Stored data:
--- BEGIN ---
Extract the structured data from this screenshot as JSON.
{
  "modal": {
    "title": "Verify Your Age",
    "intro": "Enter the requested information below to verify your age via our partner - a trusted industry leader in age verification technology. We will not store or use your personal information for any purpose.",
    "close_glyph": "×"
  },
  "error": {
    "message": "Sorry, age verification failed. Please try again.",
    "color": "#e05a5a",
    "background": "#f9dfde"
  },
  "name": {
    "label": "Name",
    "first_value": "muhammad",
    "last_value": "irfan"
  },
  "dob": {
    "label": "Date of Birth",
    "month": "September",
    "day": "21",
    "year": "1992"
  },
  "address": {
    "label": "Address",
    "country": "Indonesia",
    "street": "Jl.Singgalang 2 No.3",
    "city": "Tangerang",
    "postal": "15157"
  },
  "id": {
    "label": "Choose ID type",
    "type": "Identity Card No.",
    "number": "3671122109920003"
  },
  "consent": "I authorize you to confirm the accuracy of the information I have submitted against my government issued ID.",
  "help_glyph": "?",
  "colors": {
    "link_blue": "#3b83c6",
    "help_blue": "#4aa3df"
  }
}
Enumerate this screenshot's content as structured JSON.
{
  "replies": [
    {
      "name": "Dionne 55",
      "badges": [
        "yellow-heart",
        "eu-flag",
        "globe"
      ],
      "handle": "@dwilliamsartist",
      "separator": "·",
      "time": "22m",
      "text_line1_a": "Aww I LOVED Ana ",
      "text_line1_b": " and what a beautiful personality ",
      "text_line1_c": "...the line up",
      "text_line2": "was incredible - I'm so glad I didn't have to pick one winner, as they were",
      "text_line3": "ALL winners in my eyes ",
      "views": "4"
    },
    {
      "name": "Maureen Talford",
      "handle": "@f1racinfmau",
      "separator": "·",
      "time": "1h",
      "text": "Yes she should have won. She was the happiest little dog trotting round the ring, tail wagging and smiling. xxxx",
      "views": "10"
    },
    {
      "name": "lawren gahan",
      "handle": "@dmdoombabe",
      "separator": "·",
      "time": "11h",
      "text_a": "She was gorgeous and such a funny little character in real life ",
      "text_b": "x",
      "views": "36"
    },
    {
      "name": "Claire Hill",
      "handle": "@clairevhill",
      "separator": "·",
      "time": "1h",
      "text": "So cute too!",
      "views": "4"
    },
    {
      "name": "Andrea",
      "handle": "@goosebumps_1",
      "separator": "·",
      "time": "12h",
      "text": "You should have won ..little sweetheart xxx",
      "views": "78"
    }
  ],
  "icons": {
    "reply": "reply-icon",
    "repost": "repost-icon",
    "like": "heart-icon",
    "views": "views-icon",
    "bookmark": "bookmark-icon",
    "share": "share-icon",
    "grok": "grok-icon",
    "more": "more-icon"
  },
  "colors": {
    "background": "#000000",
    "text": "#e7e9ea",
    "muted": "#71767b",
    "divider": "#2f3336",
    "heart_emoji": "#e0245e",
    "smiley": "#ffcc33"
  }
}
--- END ---
> **EXERCISE DIRECTIONS**
Set down all of the records shown above once more, exactly.

> **TASK OUTPUT**
Extract the structured data from this screenshot as JSON.
{
  "modal": {
    "title": "Verify Your Age",
    "intro": "Enter the requested information below to verify your age via our partner - a trusted industry leader in age verification technology. We will not store or use your personal information for any purpose.",
    "close_glyph": "×"
  },
  "error": {
    "message": "Sorry, age verification failed. Please try again.",
    "color": "#e05a5a",
    "background": "#f9dfde"
  },
  "name": {
    "label": "Name",
    "first_value": "muhammad",
    "last_value": "irfan"
  },
  "dob": {
    "label": "Date of Birth",
    "month": "September",
    "day": "21",
    "year": "1992"
  },
  "address": {
    "label": "Address",
    "country": "Indonesia",
    "street": "Jl.Singgalang 2 No.3",
    "city": "Tangerang",
    "postal": "15157"
  },
  "id": {
    "label": "Choose ID type",
    "type": "Identity Card No.",
    "number": "3671122109920003"
  },
  "consent": "I authorize you to confirm the accuracy of the information I have submitted against my government issued ID.",
  "help_glyph": "?",
  "colors": {
    "link_blue": "#3b83c6",
    "help_blue": "#4aa3df"
  }
}
Enumerate this screenshot's content as structured JSON.
{
  "replies": [
    {
      "name": "Dionne 55",
      "badges": [
        "yellow-heart",
        "eu-flag",
        "globe"
      ],
      "handle": "@dwilliamsartist",
      "separator": "·",
      "time": "22m",
      "text_line1_a": "Aww I LOVED Ana ",
      "text_line1_b": " and what a beautiful personality ",
      "text_line1_c": "...the line up",
      "text_line2": "was incredible - I'm so glad I didn't have to pick one winner, as they were",
      "text_line3": "ALL winners in my eyes ",
      "views": "4"
    },
    {
      "name": "Maureen Talford",
      "handle": "@f1racinfmau",
      "separator": "·",
      "time": "1h",
      "text": "Yes she should have won. She was the happiest little dog trotting round the ring, tail wagging and smiling. xxxx",
      "views": "10"
    },
    {
      "name": "lawren gahan",
      "handle": "@dmdoombabe",
      "separator": "·",
      "time": "11h",
      "text_a": "She was gorgeous and such a funny little character in real life ",
      "text_b": "x",
      "views": "36"
    },
    {
      "name": "Claire Hill",
      "handle": "@clairevhill",
      "separator": "·",
      "time": "1h",
      "text": "So cute too!",
      "views": "4"
    },
    {
      "name": "Andrea",
      "handle": "@goosebumps_1",
      "separator": "·",
      "time": "12h",
      "text": "You should have won ..little sweetheart xxx",
      "views": "78"
    }
  ],
  "icons": {
    "reply": "reply-icon",
    "repost": "repost-icon",
    "like": "heart-icon",
    "views": "views-icon",
    "bookmark": "bookmark-icon",
    "share": "share-icon",
    "grok": "grok-icon",
    "more": "more-icon"
  },
  "colors": {
    "background": "#000000",
    "text": "#e7e9ea",
    "muted": "#71767b",
    "divider": "#2f3336",
    "heart_emoji": "#e0245e",
    "smiley": "#ffcc33"
  }
}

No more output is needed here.